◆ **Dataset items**
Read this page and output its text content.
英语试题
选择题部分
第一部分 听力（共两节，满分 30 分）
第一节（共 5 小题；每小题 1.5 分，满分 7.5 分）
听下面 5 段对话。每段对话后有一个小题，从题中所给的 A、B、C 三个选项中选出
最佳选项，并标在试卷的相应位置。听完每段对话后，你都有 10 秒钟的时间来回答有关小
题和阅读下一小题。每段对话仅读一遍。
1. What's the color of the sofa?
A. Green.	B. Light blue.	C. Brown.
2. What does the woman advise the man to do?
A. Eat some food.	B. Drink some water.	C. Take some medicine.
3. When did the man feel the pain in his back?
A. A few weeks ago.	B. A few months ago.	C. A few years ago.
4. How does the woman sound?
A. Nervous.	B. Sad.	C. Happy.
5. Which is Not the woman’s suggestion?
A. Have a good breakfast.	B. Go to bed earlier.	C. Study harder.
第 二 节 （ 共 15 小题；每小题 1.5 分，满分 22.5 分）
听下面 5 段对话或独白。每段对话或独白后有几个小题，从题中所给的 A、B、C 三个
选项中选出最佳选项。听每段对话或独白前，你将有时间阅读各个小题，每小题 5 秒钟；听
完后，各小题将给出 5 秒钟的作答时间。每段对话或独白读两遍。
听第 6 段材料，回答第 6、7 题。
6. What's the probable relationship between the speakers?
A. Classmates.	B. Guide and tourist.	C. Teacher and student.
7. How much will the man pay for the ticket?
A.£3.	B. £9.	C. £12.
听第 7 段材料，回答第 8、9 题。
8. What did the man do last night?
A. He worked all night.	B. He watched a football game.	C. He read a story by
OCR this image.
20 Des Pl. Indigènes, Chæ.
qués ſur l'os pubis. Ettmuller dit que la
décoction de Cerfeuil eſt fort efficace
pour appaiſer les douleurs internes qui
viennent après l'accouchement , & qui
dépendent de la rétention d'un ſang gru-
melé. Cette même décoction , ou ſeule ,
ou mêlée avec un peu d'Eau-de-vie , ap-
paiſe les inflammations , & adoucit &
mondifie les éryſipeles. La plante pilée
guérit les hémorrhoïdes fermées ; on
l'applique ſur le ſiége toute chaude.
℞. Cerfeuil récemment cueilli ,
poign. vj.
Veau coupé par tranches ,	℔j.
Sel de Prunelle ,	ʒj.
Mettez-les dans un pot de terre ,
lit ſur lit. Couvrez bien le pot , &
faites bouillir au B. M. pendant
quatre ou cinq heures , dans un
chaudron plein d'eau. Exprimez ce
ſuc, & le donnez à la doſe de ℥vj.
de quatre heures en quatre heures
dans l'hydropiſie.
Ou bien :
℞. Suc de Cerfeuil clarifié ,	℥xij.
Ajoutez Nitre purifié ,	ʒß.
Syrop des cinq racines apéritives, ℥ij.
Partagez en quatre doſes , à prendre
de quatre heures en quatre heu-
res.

◆ **Written exercise**
Each line holding "woman" must be found and copied.

◆ **Task solution**
2. What does the woman advise the man to do?
4. How does the woman sound?
5. Which is Not the woman’s suggestion?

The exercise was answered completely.